• **Work instructions**:
Leave out the pictures and repeat everything else in the records exactly.
────────────────────────────────────────
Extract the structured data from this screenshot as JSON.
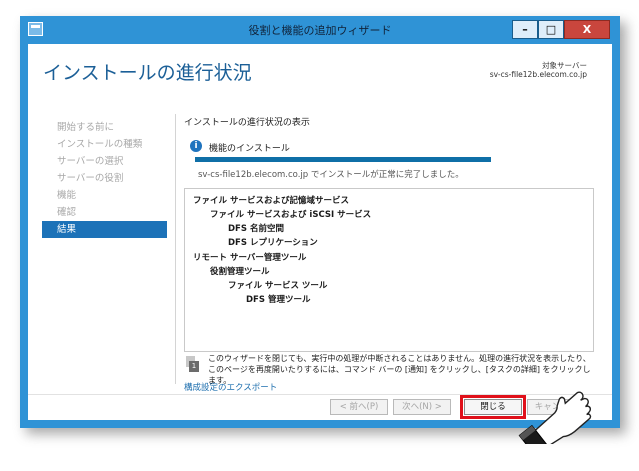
{
  "window": {
    "title": "役割と機能の追加ウィザード",
    "minimize_glyph": "–",
    "maximize_glyph": "□",
    "close_glyph": "X"
  },
  "header": {
    "title": "インストールの進行状況",
    "server_label": "対象サーバー",
    "server_name": "sv-cs-file12b.elecom.co.jp"
  },
  "nav": {
    "items": [
      {
        "label": "開始する前に",
        "active": false
      },
      {
        "label": "インストールの種類",
        "active": false
      },
      {
        "label": "サーバーの選択",
        "active": false
      },
      {
        "label": "サーバーの役割",
        "active": false
      },
      {
        "label": "機能",
        "active": false
      },
      {
        "label": "確認",
        "active": false
      },
      {
        "label": "結果",
        "active": true
      }
    ]
  },
  "main": {
    "section_heading": "インストールの進行状況の表示",
    "info_icon_glyph": "i",
    "info_label": "機能のインストール",
    "progress": 1.0,
    "complete_message": "sv-cs-file12b.elecom.co.jp でインストールが正常に完了しました。",
    "results": [
      {
        "text": "ファイル サービスおよび記憶域サービス",
        "level": 0
      },
      {
        "text": "ファイル サービスおよび iSCSI サービス",
        "level": 1
      },
      {
        "text": "DFS 名前空間",
        "level": 2
      },
      {
        "text": "DFS レプリケーション",
        "level": 2
      },
      {
        "text": "リモート サーバー管理ツール",
        "level": 0
      },
      {
        "text": "役割管理ツール",
        "level": 1
      },
      {
        "text": "ファイル サービス ツール",
        "level": 2
      },
      {
        "text": "DFS 管理ツール",
        "level": 3
      }
    ],
    "note_icon_glyph": "1",
    "note_text": "このウィザードを閉じても、実行中の処理が中断されることはありません。処理の進行状況を表示したり、このページを再度開いたりするには、コマンド バーの [通知] をクリックし、[タスクの詳細] をクリックします。",
    "config_link": "構成設定のエクスポート"
  },
  "footer": {
    "prev_label": "< 前へ(P)",
    "next_label": "次へ(N) >",
    "close_label": "閉じる",
    "cancel_label": "キャンセル"
  },
  "colors": {
    "titlebar": "#2f93d6",
    "accent": "#1c72b8",
    "highlight": "#e0101a",
    "title_text": "#1b5f97"
  }
}
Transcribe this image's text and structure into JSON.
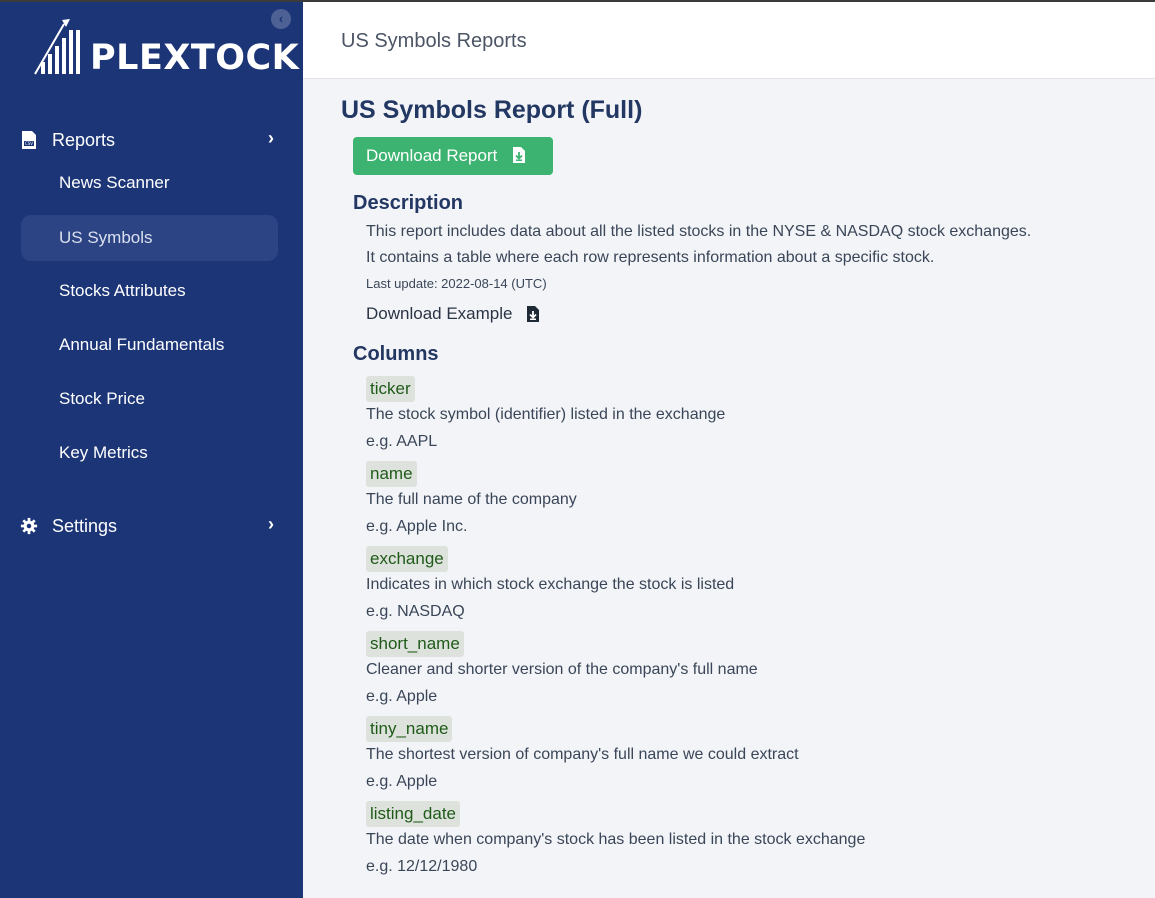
{
  "app": {
    "logo_text": "PLEXTOCK"
  },
  "sidebar": {
    "reports_label": "Reports",
    "items": [
      {
        "label": "News Scanner"
      },
      {
        "label": "US Symbols"
      },
      {
        "label": "Stocks Attributes"
      },
      {
        "label": "Annual Fundamentals"
      },
      {
        "label": "Stock Price"
      },
      {
        "label": "Key Metrics"
      }
    ],
    "active_item": "US Symbols",
    "settings_label": "Settings",
    "collapse_icon": "chevron-left-icon"
  },
  "header": {
    "title": "US Symbols Reports"
  },
  "main": {
    "title": "US Symbols Report (Full)",
    "download_button": "Download Report",
    "description_heading": "Description",
    "description_lines": [
      "This report includes data about all the listed stocks in the NYSE & NASDAQ stock exchanges.",
      "It contains a table where each row represents information about a specific stock."
    ],
    "last_update": "Last update: 2022-08-14 (UTC)",
    "download_example": "Download Example",
    "columns_heading": "Columns",
    "columns": [
      {
        "name": "ticker",
        "description": "The stock symbol (identifier) listed in the exchange",
        "example": "e.g. AAPL"
      },
      {
        "name": "name",
        "description": "The full name of the company",
        "example": "e.g. Apple Inc."
      },
      {
        "name": "exchange",
        "description": "Indicates in which stock exchange the stock is listed",
        "example": "e.g. NASDAQ"
      },
      {
        "name": "short_name",
        "description": "Cleaner and shorter version of the company's full name",
        "example": "e.g. Apple"
      },
      {
        "name": "tiny_name",
        "description": "The shortest version of company's full name we could extract",
        "example": "e.g. Apple"
      },
      {
        "name": "listing_date",
        "description": "The date when company's stock has been listed in the stock exchange",
        "example": "e.g. 12/12/1980"
      }
    ]
  },
  "colors": {
    "sidebar_bg": "#1c3577",
    "accent_green": "#3cb371",
    "heading": "#233763",
    "tag_bg": "#dde3dc",
    "tag_text": "#1f5a19"
  }
}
────────────────────────────────────────
• **Answer to this task**:
Extract the structured data from this screenshot as JSON.
{
  "window": {
    "title": "役割と機能の追加ウィザード",
    "minimize_glyph": "–",
    "maximize_glyph": "□",
    "close_glyph": "X"
  },
  "header": {
    "title": "インストールの進行状況",
    "server_label": "対象サーバー",
    "server_name": "sv-cs-file12b.elecom.co.jp"
  },
  "nav": {
    "items": [
      {
        "label": "開始する前に",
        "active": false
      },
      {
        "label": "インストールの種類",
        "active": false
      },
      {
        "label": "サーバーの選択",
        "active": false
      },
      {
        "label": "サーバーの役割",
        "active": false
      },
      {
        "label": "機能",
        "active": false
      },
      {
        "label": "確認",
        "active": false
      },
      {
        "label": "結果",
        "active": true
      }
    ]
  },
  "main": {
    "section_heading": "インストールの進行状況の表示",
    "info_icon_glyph": "i",
    "info_label": "機能のインストール",
    "progress": 1.0,
    "complete_message": "sv-cs-file12b.elecom.co.jp でインストールが正常に完了しました。",
    "results": [
      {
        "text": "ファイル サービスおよび記憶域サービス",
        "level": 0
      },
      {
        "text": "ファイル サービスおよび iSCSI サービス",
        "level": 1
      },
      {
        "text": "DFS 名前空間",
        "level": 2
      },
      {
        "text": "DFS レプリケーション",
        "level": 2
      },
      {
        "text": "リモート サーバー管理ツール",
        "level": 0
      },
      {
        "text": "役割管理ツール",
        "level": 1
      },
      {
        "text": "ファイル サービス ツール",
        "level": 2
      },
      {
        "text": "DFS 管理ツール",
        "level": 3
      }
    ],
    "note_icon_glyph": "1",
    "note_text": "このウィザードを閉じても、実行中の処理が中断されることはありません。処理の進行状況を表示したり、このページを再度開いたりするには、コマンド バーの [通知] をクリックし、[タスクの詳細] をクリックします。",
    "config_link": "構成設定のエクスポート"
  },
  "footer": {
    "prev_label": "< 前へ(P)",
    "next_label": "次へ(N) >",
    "close_label": "閉じる",
    "cancel_label": "キャンセル"
  },
  "colors": {
    "titlebar": "#2f93d6",
    "accent": "#1c72b8",
    "highlight": "#e0101a",
    "title_text": "#1b5f97"
  }
}
Transcribe this image's text and structure into JSON.
{
  "app": {
    "logo_text": "PLEXTOCK"
  },
  "sidebar": {
    "reports_label": "Reports",
    "items": [
      {
        "label": "News Scanner"
      },
      {
        "label": "US Symbols"
      },
      {
        "label": "Stocks Attributes"
      },
      {
        "label": "Annual Fundamentals"
      },
      {
        "label": "Stock Price"
      },
      {
        "label": "Key Metrics"
      }
    ],
    "active_item": "US Symbols",
    "settings_label": "Settings",
    "collapse_icon": "chevron-left-icon"
  },
  "header": {
    "title": "US Symbols Reports"
  },
  "main": {
    "title": "US Symbols Report (Full)",
    "download_button": "Download Report",
    "description_heading": "Description",
    "description_lines": [
      "This report includes data about all the listed stocks in the NYSE & NASDAQ stock exchanges.",
      "It contains a table where each row represents information about a specific stock."
    ],
    "last_update": "Last update: 2022-08-14 (UTC)",
    "download_example": "Download Example",
    "columns_heading": "Columns",
    "columns": [
      {
        "name": "ticker",
        "description": "The stock symbol (identifier) listed in the exchange",
        "example": "e.g. AAPL"
      },
      {
        "name": "name",
        "description": "The full name of the company",
        "example": "e.g. Apple Inc."
      },
      {
        "name": "exchange",
        "description": "Indicates in which stock exchange the stock is listed",
        "example": "e.g. NASDAQ"
      },
      {
        "name": "short_name",
        "description": "Cleaner and shorter version of the company's full name",
        "example": "e.g. Apple"
      },
      {
        "name": "tiny_name",
        "description": "The shortest version of company's full name we could extract",
        "example": "e.g. Apple"
      },
      {
        "name": "listing_date",
        "description": "The date when company's stock has been listed in the stock exchange",
        "example": "e.g. 12/12/1980"
      }
    ]
  },
  "colors": {
    "sidebar_bg": "#1c3577",
    "accent_green": "#3cb371",
    "heading": "#233763",
    "tag_bg": "#dde3dc",
    "tag_text": "#1f5a19"
  }
}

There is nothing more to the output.